◆ WHAT NEEDS TO BE DONE
Using the word "ylabel" as the filter, copy each matching line from the records.
━━━ DATA SHOWN ━━━
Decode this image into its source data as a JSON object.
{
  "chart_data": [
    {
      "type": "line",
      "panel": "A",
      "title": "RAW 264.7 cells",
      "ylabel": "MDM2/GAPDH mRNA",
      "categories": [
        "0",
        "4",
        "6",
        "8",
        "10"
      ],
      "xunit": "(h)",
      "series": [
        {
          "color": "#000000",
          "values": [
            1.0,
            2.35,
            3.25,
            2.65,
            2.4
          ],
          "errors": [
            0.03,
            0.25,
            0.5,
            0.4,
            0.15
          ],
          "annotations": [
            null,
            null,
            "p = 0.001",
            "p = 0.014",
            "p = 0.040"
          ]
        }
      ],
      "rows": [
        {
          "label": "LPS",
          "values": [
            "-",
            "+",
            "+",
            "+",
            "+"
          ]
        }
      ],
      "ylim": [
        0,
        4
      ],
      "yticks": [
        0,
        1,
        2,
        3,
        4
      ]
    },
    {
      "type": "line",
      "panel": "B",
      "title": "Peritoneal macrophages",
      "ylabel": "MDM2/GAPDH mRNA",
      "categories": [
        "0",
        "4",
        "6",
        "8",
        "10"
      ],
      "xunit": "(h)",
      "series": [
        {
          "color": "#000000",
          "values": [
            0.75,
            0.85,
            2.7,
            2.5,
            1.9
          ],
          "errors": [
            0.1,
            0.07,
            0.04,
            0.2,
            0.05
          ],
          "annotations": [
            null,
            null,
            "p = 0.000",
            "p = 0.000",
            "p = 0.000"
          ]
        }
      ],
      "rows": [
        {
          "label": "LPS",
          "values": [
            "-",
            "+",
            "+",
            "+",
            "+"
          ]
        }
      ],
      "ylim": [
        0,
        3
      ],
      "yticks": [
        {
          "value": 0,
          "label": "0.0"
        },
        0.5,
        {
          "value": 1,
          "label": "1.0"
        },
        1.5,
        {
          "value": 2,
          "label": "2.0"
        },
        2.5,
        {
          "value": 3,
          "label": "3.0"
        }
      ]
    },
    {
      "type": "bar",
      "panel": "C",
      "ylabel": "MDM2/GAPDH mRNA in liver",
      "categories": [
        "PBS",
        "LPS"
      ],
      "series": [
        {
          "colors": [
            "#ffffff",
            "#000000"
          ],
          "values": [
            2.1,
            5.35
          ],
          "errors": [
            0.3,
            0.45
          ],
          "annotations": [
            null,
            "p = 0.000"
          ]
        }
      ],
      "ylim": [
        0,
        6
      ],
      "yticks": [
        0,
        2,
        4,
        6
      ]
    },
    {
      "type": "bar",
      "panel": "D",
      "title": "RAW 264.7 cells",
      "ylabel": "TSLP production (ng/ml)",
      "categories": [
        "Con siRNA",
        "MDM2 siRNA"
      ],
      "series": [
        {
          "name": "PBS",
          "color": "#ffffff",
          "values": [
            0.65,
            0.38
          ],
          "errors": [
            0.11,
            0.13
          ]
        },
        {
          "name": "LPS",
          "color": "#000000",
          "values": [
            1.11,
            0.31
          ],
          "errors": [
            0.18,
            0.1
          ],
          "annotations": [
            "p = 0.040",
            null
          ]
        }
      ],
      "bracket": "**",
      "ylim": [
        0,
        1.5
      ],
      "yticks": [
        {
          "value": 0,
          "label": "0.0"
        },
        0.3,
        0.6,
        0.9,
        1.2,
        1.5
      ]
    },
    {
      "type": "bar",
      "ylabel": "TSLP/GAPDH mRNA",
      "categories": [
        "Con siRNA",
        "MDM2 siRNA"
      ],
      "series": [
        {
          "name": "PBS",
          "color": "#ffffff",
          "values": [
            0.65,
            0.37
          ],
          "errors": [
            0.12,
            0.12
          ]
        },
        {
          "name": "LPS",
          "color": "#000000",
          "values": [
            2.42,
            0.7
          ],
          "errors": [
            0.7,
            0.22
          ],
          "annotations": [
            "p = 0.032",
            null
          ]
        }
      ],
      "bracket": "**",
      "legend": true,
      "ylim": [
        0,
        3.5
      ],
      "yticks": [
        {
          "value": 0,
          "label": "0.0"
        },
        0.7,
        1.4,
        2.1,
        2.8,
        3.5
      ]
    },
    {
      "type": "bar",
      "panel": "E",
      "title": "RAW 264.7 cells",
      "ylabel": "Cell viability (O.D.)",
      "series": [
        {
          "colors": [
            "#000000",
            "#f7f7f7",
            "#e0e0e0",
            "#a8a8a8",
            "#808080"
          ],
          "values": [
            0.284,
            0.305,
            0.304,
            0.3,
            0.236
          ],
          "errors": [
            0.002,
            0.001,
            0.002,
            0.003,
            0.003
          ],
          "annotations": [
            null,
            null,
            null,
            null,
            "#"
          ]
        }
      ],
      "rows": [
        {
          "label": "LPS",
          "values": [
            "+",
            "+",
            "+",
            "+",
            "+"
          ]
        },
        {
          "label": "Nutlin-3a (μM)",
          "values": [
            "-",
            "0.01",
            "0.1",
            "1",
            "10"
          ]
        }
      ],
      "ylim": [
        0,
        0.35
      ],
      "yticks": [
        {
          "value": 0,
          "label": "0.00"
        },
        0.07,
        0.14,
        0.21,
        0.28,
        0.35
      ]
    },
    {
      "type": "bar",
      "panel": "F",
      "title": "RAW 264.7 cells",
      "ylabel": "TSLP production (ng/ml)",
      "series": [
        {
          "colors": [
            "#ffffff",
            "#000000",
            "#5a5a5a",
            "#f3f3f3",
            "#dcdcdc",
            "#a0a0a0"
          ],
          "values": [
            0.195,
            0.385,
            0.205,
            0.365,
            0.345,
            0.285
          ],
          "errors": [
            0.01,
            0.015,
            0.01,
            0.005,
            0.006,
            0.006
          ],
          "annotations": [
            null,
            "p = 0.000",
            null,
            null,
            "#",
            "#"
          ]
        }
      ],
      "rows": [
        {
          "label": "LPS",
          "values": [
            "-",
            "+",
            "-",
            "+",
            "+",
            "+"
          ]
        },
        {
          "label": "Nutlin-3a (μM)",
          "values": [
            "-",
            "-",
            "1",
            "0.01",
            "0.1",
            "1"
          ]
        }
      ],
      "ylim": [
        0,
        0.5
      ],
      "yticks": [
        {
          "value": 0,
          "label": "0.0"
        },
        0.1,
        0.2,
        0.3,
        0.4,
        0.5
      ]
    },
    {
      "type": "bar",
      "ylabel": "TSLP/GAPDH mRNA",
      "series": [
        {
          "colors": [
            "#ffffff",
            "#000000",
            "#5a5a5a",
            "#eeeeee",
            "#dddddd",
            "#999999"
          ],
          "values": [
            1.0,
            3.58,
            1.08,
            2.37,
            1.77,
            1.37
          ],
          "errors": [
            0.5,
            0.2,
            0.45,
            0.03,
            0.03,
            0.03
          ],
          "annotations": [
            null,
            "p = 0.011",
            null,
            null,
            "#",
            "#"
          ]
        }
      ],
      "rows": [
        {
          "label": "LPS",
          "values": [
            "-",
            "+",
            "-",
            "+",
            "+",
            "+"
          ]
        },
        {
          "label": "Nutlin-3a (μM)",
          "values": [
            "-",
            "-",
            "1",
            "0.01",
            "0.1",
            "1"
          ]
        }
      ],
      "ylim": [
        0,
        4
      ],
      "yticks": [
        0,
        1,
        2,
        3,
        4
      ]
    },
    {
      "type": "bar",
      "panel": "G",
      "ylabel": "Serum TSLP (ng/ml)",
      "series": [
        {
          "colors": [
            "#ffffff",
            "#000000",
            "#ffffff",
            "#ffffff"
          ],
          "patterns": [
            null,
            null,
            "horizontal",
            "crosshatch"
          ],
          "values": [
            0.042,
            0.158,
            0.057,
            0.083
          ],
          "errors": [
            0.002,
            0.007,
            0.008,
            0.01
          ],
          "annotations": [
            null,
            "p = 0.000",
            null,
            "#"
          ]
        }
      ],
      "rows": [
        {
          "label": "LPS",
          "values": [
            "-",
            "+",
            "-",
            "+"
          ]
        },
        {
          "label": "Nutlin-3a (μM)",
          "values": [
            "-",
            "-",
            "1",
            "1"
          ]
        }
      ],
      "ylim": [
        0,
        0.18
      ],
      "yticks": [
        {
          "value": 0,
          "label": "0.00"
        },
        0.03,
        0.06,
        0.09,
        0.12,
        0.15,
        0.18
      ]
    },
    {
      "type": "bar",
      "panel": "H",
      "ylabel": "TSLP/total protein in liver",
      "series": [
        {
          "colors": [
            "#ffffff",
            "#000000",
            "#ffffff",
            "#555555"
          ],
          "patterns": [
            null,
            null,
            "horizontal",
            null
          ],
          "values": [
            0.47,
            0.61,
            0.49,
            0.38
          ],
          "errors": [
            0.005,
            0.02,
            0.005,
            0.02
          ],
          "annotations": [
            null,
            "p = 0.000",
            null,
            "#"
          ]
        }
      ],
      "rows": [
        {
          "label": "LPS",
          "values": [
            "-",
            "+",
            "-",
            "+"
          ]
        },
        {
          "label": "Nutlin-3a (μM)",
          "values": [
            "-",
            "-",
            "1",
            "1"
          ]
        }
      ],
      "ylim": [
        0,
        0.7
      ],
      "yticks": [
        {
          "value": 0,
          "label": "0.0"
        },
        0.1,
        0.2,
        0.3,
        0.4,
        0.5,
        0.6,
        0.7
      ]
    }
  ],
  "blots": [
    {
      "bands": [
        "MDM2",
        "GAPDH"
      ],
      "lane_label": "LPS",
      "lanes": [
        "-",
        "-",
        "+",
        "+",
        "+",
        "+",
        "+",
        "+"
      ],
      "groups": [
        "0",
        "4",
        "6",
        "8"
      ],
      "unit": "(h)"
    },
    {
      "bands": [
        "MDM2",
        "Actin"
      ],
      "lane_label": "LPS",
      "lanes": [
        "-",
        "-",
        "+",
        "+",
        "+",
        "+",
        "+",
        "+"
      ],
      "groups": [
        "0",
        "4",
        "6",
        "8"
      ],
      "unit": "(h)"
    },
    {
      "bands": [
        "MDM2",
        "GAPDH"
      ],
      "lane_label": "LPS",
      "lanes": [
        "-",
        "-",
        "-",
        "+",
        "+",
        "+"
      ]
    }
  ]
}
━━━
◆ OUTPUT FOR THIS EXERCISE
      "ylabel": "MDM2/GAPDH mRNA",
      "ylabel": "MDM2/GAPDH mRNA",
      "ylabel": "MDM2/GAPDH mRNA in liver",
      "ylabel": "TSLP production (ng/ml)",
      "ylabel": "TSLP/GAPDH mRNA",
      "ylabel": "Cell viability (O.D.)",
      "ylabel": "TSLP production (ng/ml)",
      "ylabel": "TSLP/GAPDH mRNA",
      "ylabel": "Serum TSLP (ng/ml)",
      "ylabel": "TSLP/total protein in liver",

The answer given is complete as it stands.